Your goal
Copy out exactly the lines from the one containing "Transcribe this image's" through the end of the records, and no pictures.

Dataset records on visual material

▼▼▼

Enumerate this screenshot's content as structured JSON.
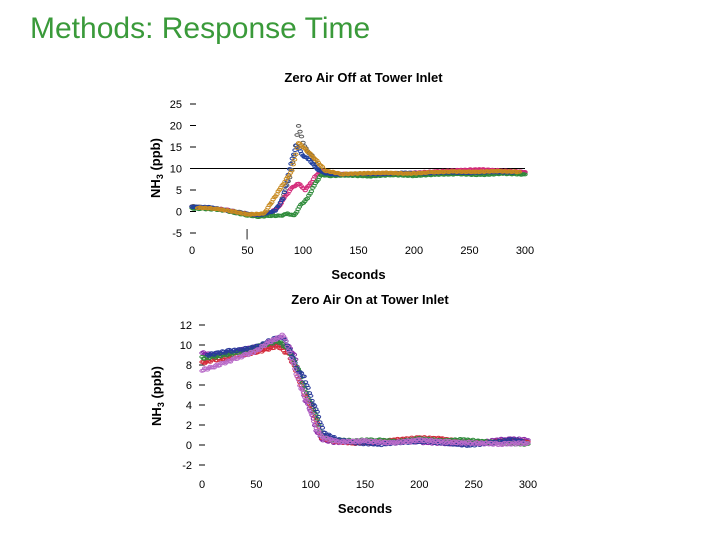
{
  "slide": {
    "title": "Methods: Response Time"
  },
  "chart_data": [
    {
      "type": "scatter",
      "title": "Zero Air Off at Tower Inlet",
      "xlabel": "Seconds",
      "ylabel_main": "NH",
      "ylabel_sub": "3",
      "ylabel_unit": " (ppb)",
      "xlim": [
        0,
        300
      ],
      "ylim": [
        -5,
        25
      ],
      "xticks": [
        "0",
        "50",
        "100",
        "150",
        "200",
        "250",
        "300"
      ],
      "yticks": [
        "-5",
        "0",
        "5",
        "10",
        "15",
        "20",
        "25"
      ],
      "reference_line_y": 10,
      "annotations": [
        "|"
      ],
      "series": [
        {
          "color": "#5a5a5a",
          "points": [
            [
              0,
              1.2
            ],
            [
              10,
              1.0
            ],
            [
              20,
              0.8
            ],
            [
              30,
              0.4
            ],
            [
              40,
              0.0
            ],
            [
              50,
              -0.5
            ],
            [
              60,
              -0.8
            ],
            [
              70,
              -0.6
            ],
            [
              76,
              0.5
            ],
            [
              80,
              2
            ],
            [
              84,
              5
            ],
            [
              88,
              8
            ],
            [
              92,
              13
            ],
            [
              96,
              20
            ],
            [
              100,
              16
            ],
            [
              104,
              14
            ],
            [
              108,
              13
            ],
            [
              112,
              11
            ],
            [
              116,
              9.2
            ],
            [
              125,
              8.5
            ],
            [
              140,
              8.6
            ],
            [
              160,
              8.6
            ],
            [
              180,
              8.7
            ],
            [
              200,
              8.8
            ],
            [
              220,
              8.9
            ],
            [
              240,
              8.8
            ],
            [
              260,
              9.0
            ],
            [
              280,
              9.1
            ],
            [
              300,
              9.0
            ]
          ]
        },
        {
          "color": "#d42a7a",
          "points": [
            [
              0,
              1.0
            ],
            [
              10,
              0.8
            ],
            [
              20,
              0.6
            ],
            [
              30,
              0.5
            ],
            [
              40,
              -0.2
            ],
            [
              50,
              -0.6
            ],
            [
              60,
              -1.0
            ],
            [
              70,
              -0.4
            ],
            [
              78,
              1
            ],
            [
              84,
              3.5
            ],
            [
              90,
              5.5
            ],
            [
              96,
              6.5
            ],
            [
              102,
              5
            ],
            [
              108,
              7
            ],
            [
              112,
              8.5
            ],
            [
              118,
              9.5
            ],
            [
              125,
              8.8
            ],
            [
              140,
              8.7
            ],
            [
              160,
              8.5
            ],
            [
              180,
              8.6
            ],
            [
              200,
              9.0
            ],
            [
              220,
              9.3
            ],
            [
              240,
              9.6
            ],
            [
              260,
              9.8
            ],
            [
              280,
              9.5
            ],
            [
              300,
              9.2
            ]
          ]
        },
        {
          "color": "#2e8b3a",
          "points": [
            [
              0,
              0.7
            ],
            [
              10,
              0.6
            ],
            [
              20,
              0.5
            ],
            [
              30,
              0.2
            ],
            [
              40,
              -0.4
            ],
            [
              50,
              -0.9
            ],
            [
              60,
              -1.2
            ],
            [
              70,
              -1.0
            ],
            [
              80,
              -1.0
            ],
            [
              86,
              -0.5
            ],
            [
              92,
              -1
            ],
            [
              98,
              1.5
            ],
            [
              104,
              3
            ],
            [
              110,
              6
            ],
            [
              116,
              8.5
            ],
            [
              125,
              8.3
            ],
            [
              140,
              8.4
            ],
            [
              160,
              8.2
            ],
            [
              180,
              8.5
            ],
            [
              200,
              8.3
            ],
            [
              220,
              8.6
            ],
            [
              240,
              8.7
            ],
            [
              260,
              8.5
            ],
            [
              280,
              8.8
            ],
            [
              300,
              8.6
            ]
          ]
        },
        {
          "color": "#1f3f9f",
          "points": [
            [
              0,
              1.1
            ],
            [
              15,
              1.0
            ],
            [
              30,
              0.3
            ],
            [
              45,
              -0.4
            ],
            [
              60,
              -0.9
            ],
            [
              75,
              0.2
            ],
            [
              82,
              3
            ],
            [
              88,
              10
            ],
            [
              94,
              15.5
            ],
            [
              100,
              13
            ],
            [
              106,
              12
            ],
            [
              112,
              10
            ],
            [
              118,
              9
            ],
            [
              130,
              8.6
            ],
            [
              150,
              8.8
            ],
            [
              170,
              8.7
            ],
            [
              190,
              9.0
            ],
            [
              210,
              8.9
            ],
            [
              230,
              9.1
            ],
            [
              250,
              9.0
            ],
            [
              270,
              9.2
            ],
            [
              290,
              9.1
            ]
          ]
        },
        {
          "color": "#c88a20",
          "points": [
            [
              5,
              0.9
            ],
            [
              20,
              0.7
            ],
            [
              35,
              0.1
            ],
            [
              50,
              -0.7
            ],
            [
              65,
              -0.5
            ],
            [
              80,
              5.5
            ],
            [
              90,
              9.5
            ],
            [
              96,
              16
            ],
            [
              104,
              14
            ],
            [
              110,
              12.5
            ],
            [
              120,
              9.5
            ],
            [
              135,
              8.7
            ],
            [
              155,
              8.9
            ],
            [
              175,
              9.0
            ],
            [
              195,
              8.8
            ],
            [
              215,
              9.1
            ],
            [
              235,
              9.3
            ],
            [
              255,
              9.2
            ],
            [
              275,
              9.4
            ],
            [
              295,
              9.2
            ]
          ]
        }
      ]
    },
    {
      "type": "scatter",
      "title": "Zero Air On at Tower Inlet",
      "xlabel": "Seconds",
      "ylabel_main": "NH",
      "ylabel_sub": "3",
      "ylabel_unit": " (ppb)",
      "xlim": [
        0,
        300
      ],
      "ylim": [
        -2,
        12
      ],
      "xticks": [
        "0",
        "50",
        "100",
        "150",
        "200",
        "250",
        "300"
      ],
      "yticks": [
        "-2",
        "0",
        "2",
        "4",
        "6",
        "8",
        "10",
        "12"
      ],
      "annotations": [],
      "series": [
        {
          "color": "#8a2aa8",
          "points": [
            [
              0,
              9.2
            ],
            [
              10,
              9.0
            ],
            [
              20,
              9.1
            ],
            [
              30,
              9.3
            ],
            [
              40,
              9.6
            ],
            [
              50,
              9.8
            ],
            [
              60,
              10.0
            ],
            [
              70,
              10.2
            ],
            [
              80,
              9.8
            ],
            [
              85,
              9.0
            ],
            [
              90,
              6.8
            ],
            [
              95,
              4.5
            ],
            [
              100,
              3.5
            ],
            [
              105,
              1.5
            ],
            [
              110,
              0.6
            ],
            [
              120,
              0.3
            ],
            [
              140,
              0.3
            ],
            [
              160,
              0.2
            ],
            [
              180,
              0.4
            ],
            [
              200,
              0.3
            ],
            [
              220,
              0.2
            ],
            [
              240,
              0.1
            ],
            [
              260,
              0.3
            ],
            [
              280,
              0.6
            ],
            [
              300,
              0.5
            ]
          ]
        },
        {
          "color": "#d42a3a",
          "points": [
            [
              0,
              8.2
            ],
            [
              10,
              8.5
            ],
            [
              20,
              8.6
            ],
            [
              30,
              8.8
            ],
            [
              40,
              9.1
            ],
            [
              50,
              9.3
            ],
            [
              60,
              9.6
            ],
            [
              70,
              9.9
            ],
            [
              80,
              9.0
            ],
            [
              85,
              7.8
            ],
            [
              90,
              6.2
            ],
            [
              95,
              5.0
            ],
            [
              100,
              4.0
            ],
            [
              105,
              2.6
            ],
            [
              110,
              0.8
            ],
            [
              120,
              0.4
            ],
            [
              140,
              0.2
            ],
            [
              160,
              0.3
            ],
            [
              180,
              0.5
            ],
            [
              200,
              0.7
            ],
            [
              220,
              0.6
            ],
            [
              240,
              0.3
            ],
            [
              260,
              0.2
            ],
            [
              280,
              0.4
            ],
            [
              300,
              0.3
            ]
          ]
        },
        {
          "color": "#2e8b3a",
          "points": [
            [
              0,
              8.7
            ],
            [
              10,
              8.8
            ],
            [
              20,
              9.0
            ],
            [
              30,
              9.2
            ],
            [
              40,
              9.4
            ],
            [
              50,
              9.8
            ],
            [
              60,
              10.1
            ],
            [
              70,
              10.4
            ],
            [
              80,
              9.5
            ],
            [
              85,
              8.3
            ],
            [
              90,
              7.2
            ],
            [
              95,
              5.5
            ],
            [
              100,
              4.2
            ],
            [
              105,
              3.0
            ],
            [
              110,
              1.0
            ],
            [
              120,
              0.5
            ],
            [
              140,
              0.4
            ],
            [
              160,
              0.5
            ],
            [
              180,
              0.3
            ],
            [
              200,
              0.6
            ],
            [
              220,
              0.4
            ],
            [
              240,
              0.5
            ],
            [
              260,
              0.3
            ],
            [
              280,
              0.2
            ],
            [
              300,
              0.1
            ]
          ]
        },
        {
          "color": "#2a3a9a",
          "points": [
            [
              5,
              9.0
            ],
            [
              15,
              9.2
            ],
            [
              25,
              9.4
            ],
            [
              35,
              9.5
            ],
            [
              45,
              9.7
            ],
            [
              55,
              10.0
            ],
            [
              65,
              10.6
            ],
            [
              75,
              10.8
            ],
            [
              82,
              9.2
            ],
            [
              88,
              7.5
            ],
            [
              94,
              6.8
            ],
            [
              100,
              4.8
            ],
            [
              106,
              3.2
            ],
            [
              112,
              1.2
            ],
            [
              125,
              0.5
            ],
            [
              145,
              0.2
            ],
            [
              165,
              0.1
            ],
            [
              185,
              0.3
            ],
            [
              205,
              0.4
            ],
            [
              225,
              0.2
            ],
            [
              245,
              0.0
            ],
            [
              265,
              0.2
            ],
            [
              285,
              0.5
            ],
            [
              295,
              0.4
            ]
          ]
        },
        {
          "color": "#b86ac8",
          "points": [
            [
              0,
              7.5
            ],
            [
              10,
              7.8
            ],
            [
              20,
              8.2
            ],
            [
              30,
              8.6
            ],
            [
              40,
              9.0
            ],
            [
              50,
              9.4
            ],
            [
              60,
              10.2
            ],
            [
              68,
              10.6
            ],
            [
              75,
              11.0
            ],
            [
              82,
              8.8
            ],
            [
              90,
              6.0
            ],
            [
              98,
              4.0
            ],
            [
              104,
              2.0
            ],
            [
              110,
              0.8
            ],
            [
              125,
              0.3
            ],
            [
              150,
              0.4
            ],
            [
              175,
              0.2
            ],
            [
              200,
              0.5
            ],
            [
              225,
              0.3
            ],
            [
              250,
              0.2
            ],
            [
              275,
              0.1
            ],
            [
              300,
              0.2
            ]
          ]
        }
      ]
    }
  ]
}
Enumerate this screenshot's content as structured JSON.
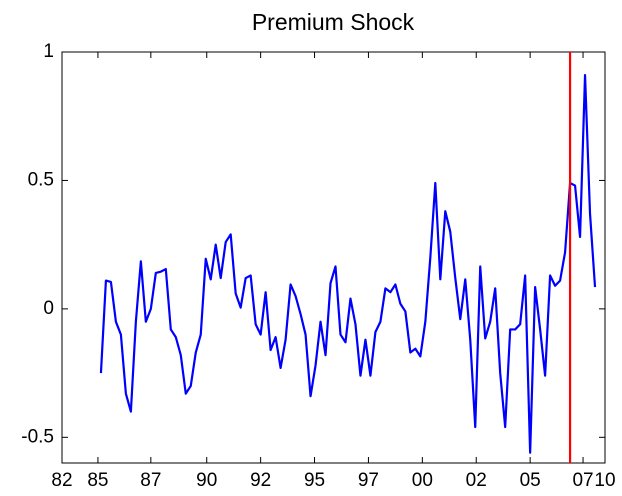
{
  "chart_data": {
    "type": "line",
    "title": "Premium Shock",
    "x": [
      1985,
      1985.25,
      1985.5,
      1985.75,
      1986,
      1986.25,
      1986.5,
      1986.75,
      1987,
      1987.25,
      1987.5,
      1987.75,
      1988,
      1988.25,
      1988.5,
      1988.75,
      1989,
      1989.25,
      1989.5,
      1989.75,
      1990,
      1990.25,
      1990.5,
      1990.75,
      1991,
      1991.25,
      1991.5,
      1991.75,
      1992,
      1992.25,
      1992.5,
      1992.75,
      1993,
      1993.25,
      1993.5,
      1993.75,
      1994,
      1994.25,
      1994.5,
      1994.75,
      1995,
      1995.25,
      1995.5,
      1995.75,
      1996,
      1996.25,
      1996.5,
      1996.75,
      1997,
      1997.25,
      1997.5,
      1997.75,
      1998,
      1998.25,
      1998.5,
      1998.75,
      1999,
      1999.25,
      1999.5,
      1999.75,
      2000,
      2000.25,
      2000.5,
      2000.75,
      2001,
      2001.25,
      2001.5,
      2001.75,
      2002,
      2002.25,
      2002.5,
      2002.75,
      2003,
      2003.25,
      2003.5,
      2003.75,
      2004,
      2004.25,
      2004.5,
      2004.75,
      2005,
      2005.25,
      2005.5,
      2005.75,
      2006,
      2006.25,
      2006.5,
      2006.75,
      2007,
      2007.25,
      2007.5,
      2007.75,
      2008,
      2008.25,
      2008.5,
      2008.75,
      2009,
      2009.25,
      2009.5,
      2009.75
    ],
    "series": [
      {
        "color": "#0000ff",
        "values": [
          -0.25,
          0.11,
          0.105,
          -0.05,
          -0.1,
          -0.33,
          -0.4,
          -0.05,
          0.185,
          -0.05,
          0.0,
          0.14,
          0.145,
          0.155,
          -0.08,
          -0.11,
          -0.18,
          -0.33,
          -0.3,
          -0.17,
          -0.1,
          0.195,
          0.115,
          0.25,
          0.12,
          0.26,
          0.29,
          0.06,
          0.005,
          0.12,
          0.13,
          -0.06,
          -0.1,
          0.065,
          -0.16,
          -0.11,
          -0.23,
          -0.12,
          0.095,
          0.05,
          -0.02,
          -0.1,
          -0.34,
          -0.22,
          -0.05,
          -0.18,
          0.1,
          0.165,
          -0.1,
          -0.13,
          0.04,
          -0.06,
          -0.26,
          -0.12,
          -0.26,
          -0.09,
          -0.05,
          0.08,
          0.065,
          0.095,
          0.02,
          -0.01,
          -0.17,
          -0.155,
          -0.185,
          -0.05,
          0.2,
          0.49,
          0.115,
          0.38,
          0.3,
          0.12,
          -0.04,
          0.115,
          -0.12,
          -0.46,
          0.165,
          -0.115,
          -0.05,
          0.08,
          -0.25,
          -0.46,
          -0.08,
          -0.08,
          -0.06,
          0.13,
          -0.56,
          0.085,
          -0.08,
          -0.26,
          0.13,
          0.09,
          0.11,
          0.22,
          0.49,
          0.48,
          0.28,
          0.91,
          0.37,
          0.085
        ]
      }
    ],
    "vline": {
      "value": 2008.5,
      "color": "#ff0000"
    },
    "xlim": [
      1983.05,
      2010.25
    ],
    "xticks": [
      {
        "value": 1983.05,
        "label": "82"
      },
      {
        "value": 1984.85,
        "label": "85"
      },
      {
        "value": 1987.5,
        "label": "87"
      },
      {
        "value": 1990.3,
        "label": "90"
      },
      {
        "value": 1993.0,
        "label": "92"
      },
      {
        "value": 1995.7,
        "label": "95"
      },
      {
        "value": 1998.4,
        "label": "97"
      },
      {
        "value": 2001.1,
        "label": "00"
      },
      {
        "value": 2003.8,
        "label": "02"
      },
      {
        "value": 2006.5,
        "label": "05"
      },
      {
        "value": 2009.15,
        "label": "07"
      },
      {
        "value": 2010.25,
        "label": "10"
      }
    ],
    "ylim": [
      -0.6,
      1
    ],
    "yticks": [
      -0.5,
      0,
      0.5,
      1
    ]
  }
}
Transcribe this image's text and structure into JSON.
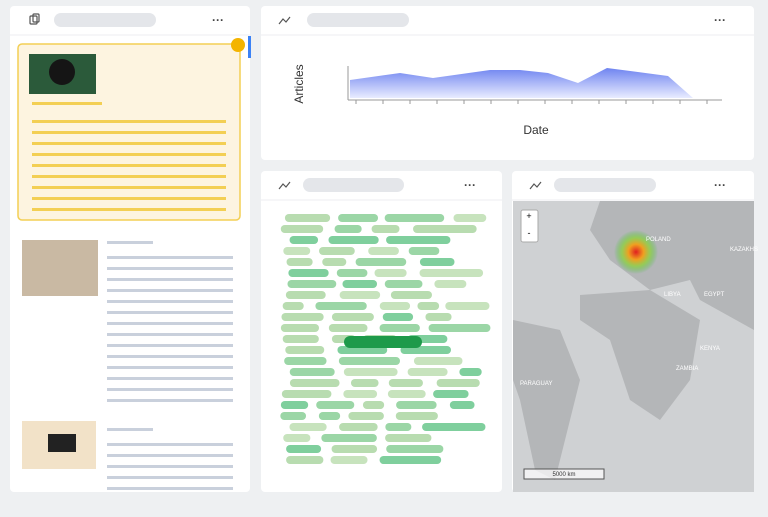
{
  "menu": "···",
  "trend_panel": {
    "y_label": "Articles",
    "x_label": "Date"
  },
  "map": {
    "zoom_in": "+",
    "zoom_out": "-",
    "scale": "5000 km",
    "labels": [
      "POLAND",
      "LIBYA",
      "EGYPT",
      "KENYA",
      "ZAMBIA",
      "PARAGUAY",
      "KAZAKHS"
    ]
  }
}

▲▲▲

The solution
Transcribe this image's text and structure into JSON.
{
  "menu": "···",
  "trend_panel": {
    "y_label": "Articles",
    "x_label": "Date"
  },
  "map": {
    "zoom_in": "+",
    "zoom_out": "-",
    "scale": "5000 km",
    "labels": [
      "POLAND",
      "LIBYA",
      "EGYPT",
      "KENYA",
      "ZAMBIA",
      "PARAGUAY",
      "KAZAKHS"
    ]
  }
}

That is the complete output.